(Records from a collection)
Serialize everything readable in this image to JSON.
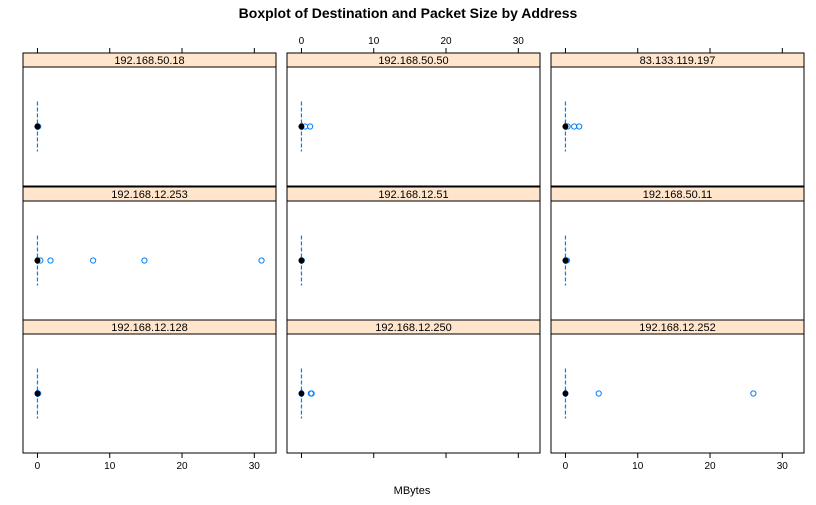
{
  "chart_data": {
    "type": "boxplot",
    "title": "Boxplot of Destination and Packet Size by Address",
    "xlabel": "MBytes",
    "ylabel": "",
    "xlim": [
      -2,
      33
    ],
    "x_ticks": [
      "0",
      "10",
      "20",
      "30"
    ],
    "layout": {
      "columns": 3,
      "rows": 3
    },
    "colors": {
      "strip": "#ffe5cc",
      "box": "#0080ff",
      "median": "#000000",
      "outlier": "#0080ff",
      "frame": "#000000"
    },
    "panels": [
      {
        "label": "192.168.50.18",
        "row": 0,
        "col": 0,
        "min": 0,
        "q1": 0,
        "median": 0,
        "q3": 0,
        "max": 0,
        "outliers": [
          0.05,
          0.1
        ]
      },
      {
        "label": "192.168.50.50",
        "row": 0,
        "col": 1,
        "min": 0,
        "q1": 0,
        "median": 0,
        "q3": 0.05,
        "max": 0.1,
        "outliers": [
          0.5,
          1.2
        ]
      },
      {
        "label": "83.133.119.197",
        "row": 0,
        "col": 2,
        "min": 0,
        "q1": 0,
        "median": 0,
        "q3": 0,
        "max": 0.1,
        "outliers": [
          0.3,
          1.2,
          1.9
        ]
      },
      {
        "label": "192.168.12.253",
        "row": 1,
        "col": 0,
        "min": 0,
        "q1": 0,
        "median": 0,
        "q3": 0,
        "max": 0.1,
        "outliers": [
          0.4,
          1.8,
          7.7,
          14.8,
          31.0
        ]
      },
      {
        "label": "192.168.12.51",
        "row": 1,
        "col": 1,
        "min": 0,
        "q1": 0,
        "median": 0,
        "q3": 0,
        "max": 0,
        "outliers": [
          0.05
        ]
      },
      {
        "label": "192.168.50.11",
        "row": 1,
        "col": 2,
        "min": 0,
        "q1": 0,
        "median": 0,
        "q3": 0,
        "max": 0,
        "outliers": [
          0.1,
          0.2
        ]
      },
      {
        "label": "192.168.12.128",
        "row": 2,
        "col": 0,
        "min": 0,
        "q1": 0,
        "median": 0,
        "q3": 0,
        "max": 0,
        "outliers": [
          0.1
        ]
      },
      {
        "label": "192.168.12.250",
        "row": 2,
        "col": 1,
        "min": 0,
        "q1": 0,
        "median": 0,
        "q3": 0,
        "max": 0,
        "outliers": [
          1.3,
          1.4
        ]
      },
      {
        "label": "192.168.12.252",
        "row": 2,
        "col": 2,
        "min": 0,
        "q1": 0,
        "median": 0,
        "q3": 0,
        "max": 0,
        "outliers": [
          4.6,
          26.0
        ]
      }
    ]
  }
}
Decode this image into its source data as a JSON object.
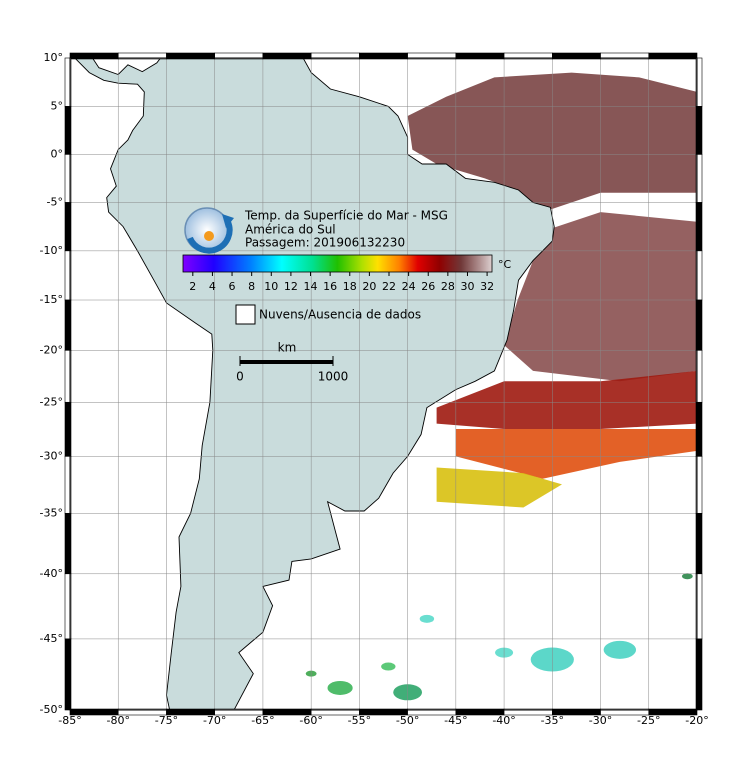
{
  "header": {
    "title": "Temp. da Superfície do Mar - MSG",
    "region": "América do Sul",
    "pass": "Passagem: 201906132230"
  },
  "colorbar": {
    "lim": [
      1,
      32.5
    ],
    "ticks": [
      2,
      4,
      6,
      8,
      10,
      12,
      14,
      16,
      18,
      20,
      22,
      24,
      26,
      28,
      30,
      32
    ],
    "unit": "°C"
  },
  "legend": {
    "no_data": "Nuvens/Ausencia de dados"
  },
  "scale_bar": {
    "unit": "km",
    "ticks": [
      0,
      1000
    ]
  },
  "map": {
    "xlim": [
      -85,
      -20
    ],
    "ylim": [
      -50,
      10
    ],
    "xticks": [
      {
        "value": -85,
        "label": "-85°"
      },
      {
        "value": -80,
        "label": "-80°"
      },
      {
        "value": -75,
        "label": "-75°"
      },
      {
        "value": -70,
        "label": "-70°"
      },
      {
        "value": -65,
        "label": "-65°"
      },
      {
        "value": -60,
        "label": "-60°"
      },
      {
        "value": -55,
        "label": "-55°"
      },
      {
        "value": -50,
        "label": "-50°"
      },
      {
        "value": -45,
        "label": "-45°"
      },
      {
        "value": -40,
        "label": "-40°"
      },
      {
        "value": -35,
        "label": "-35°"
      },
      {
        "value": -30,
        "label": "-30°"
      },
      {
        "value": -25,
        "label": "-25°"
      },
      {
        "value": -20,
        "label": "-20°"
      }
    ],
    "yticks": [
      {
        "value": 10,
        "label": "10°"
      },
      {
        "value": 5,
        "label": "5°"
      },
      {
        "value": 0,
        "label": "0°"
      },
      {
        "value": -5,
        "label": "-5°"
      },
      {
        "value": -10,
        "label": "-10°"
      },
      {
        "value": -15,
        "label": "-15°"
      },
      {
        "value": -20,
        "label": "-20°"
      },
      {
        "value": -25,
        "label": "-25°"
      },
      {
        "value": -30,
        "label": "-30°"
      },
      {
        "value": -35,
        "label": "-35°"
      },
      {
        "value": -40,
        "label": "-40°"
      },
      {
        "value": -45,
        "label": "-45°"
      },
      {
        "value": -50,
        "label": "-50°"
      }
    ]
  }
}
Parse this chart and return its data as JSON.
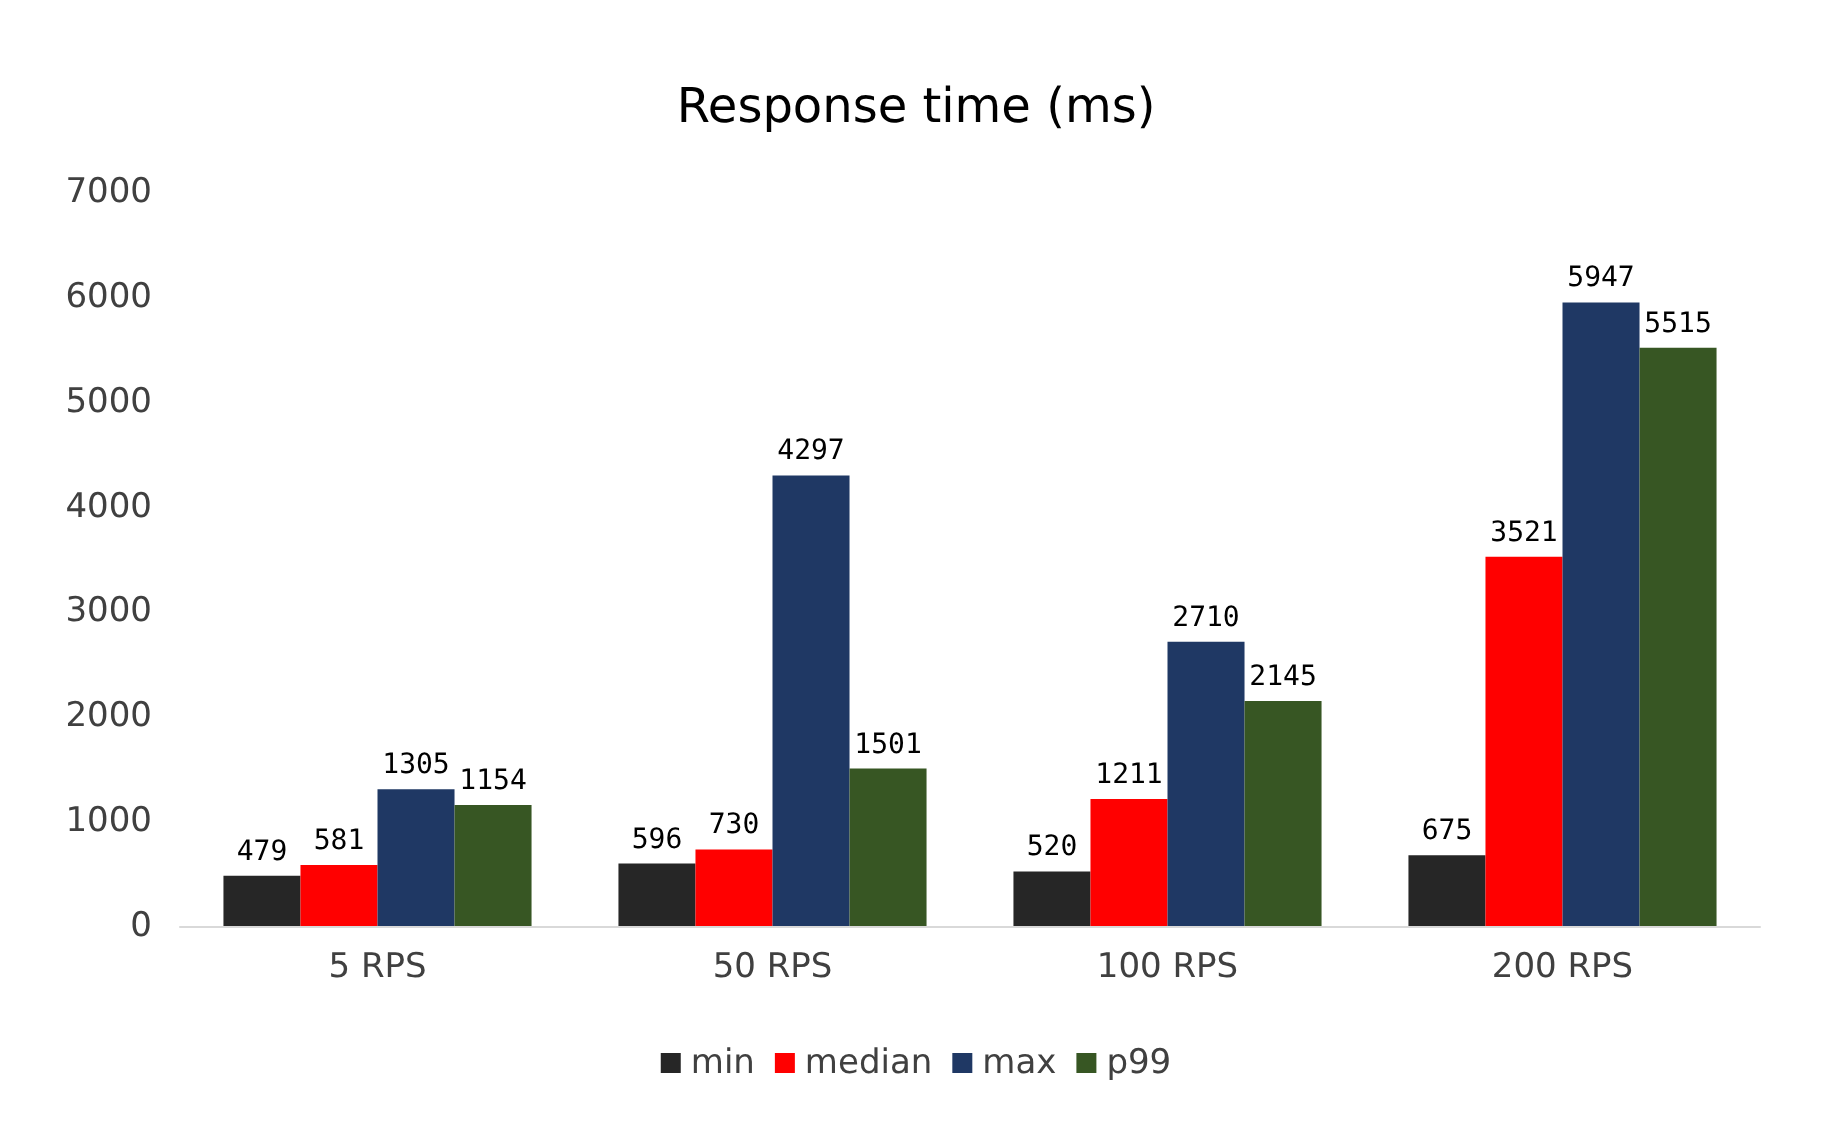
{
  "chart_data": {
    "type": "bar",
    "title": "Response time (ms)",
    "categories": [
      "5 RPS",
      "50 RPS",
      "100 RPS",
      "200 RPS"
    ],
    "series": [
      {
        "name": "min",
        "color": "#262626",
        "values": [
          479,
          596,
          520,
          675
        ]
      },
      {
        "name": "median",
        "color": "#ff0000",
        "values": [
          581,
          730,
          1211,
          3521
        ]
      },
      {
        "name": "max",
        "color": "#1f3864",
        "values": [
          1305,
          4297,
          2710,
          5947
        ]
      },
      {
        "name": "p99",
        "color": "#375623",
        "values": [
          1154,
          1501,
          2145,
          5515
        ]
      }
    ],
    "ylim": [
      0,
      7000
    ],
    "yticks": [
      0,
      1000,
      2000,
      3000,
      4000,
      5000,
      6000,
      7000
    ],
    "grid": false,
    "legend": "bottom",
    "data_labels": true
  }
}
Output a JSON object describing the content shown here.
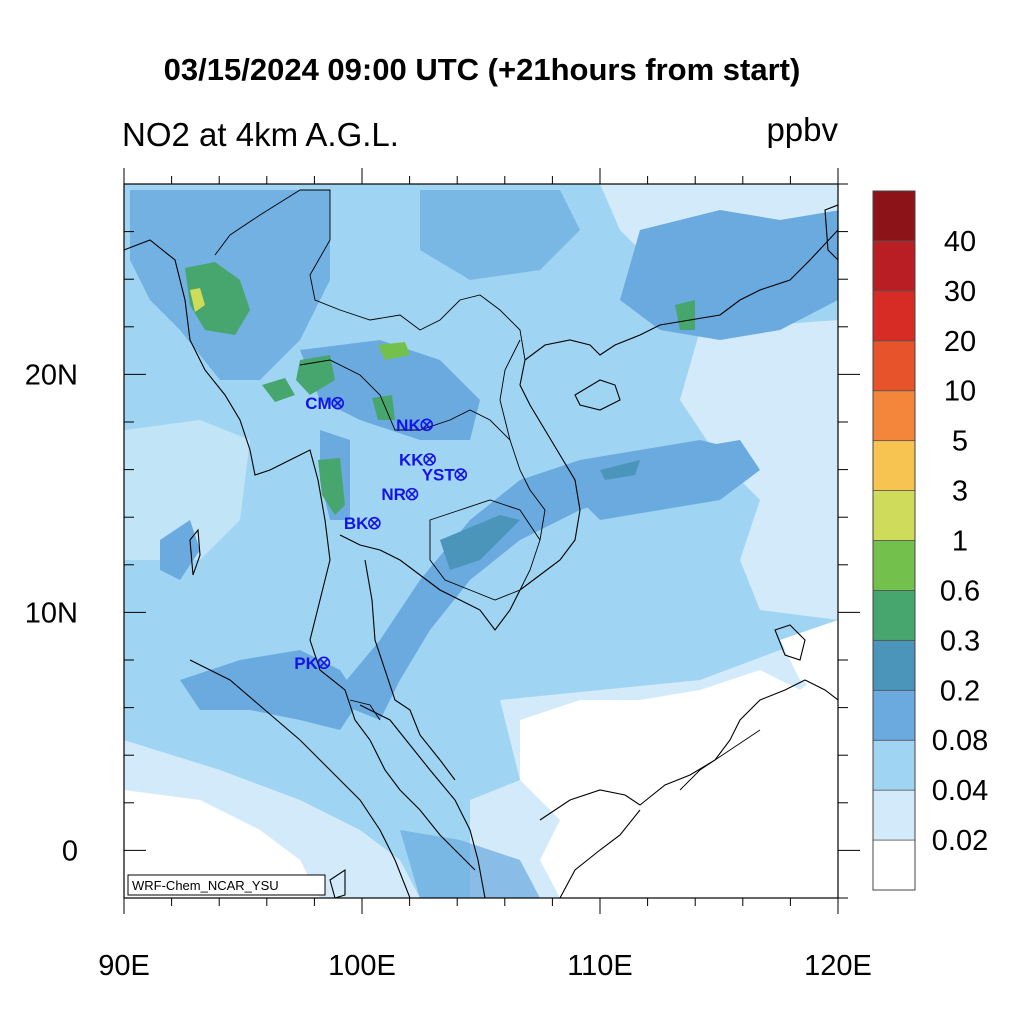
{
  "title": "03/15/2024 09:00 UTC (+21hours from start)",
  "subtitle_left": "NO2 at 4km A.G.L.",
  "subtitle_right": "ppbv",
  "credit": "WRF-Chem_NCAR_YSU",
  "map_extent": {
    "lon_min": 90,
    "lon_max": 120,
    "lat_min": -2,
    "lat_max": 28
  },
  "x_ticks": [
    {
      "lon": 90,
      "label": "90E"
    },
    {
      "lon": 100,
      "label": "100E"
    },
    {
      "lon": 110,
      "label": "110E"
    },
    {
      "lon": 120,
      "label": "120E"
    }
  ],
  "y_ticks": [
    {
      "lat": 0,
      "label": "0"
    },
    {
      "lat": 10,
      "label": "10N"
    },
    {
      "lat": 20,
      "label": "20N"
    }
  ],
  "colorbar": {
    "levels": [
      "0.02",
      "0.04",
      "0.08",
      "0.2",
      "0.3",
      "0.6",
      "1",
      "3",
      "5",
      "10",
      "20",
      "30",
      "40"
    ],
    "colors": [
      "#ffffff",
      "#d2eaf9",
      "#9fd5f2",
      "#6aaadf",
      "#4a95b9",
      "#46a66e",
      "#74c04c",
      "#cfdc5b",
      "#f8c451",
      "#f3863a",
      "#e7542c",
      "#d72c26",
      "#b91e24",
      "#8c1419"
    ]
  },
  "sites": [
    {
      "name": "CM",
      "lon": 98.98,
      "lat": 18.79
    },
    {
      "name": "NK",
      "lon": 102.72,
      "lat": 17.88
    },
    {
      "name": "KK",
      "lon": 102.84,
      "lat": 16.43
    },
    {
      "name": "YST",
      "lon": 104.15,
      "lat": 15.79
    },
    {
      "name": "NR",
      "lon": 102.1,
      "lat": 14.97
    },
    {
      "name": "BK",
      "lon": 100.52,
      "lat": 13.75
    },
    {
      "name": "PK",
      "lon": 98.4,
      "lat": 7.88
    }
  ]
}
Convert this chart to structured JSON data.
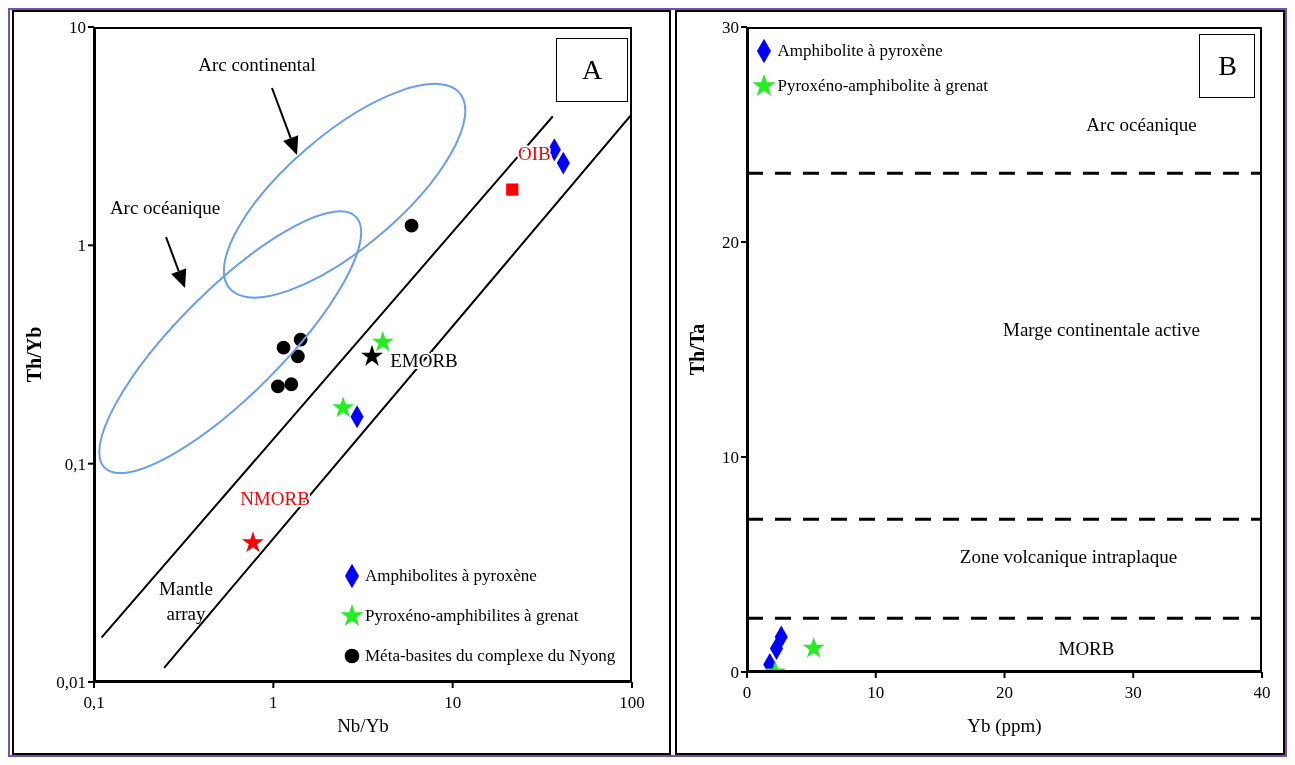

_Given instruction_:
Only the lines from the line with "Output a JSON" to the end of the records should be repeated, exactly and without pictures.

_Full output_:
Output a JSON object describing the content shown here.
{
  "title": "03/15/2024 09:00 UTC (+21hours from start)",
  "subtitle_left": "NO2 at 4km A.G.L.",
  "subtitle_right": "ppbv",
  "credit": "WRF-Chem_NCAR_YSU",
  "map_extent": {
    "lon_min": 90,
    "lon_max": 120,
    "lat_min": -2,
    "lat_max": 28
  },
  "x_ticks": [
    {
      "lon": 90,
      "label": "90E"
    },
    {
      "lon": 100,
      "label": "100E"
    },
    {
      "lon": 110,
      "label": "110E"
    },
    {
      "lon": 120,
      "label": "120E"
    }
  ],
  "y_ticks": [
    {
      "lat": 0,
      "label": "0"
    },
    {
      "lat": 10,
      "label": "10N"
    },
    {
      "lat": 20,
      "label": "20N"
    }
  ],
  "colorbar": {
    "levels": [
      "0.02",
      "0.04",
      "0.08",
      "0.2",
      "0.3",
      "0.6",
      "1",
      "3",
      "5",
      "10",
      "20",
      "30",
      "40"
    ],
    "colors": [
      "#ffffff",
      "#d2eaf9",
      "#9fd5f2",
      "#6aaadf",
      "#4a95b9",
      "#46a66e",
      "#74c04c",
      "#cfdc5b",
      "#f8c451",
      "#f3863a",
      "#e7542c",
      "#d72c26",
      "#b91e24",
      "#8c1419"
    ]
  },
  "sites": [
    {
      "name": "CM",
      "lon": 98.98,
      "lat": 18.79
    },
    {
      "name": "NK",
      "lon": 102.72,
      "lat": 17.88
    },
    {
      "name": "KK",
      "lon": 102.84,
      "lat": 16.43
    },
    {
      "name": "YST",
      "lon": 104.15,
      "lat": 15.79
    },
    {
      "name": "NR",
      "lon": 102.1,
      "lat": 14.97
    },
    {
      "name": "BK",
      "lon": 100.52,
      "lat": 13.75
    },
    {
      "name": "PK",
      "lon": 98.4,
      "lat": 7.88
    }
  ]
}
Convert this chart to structured JSON data.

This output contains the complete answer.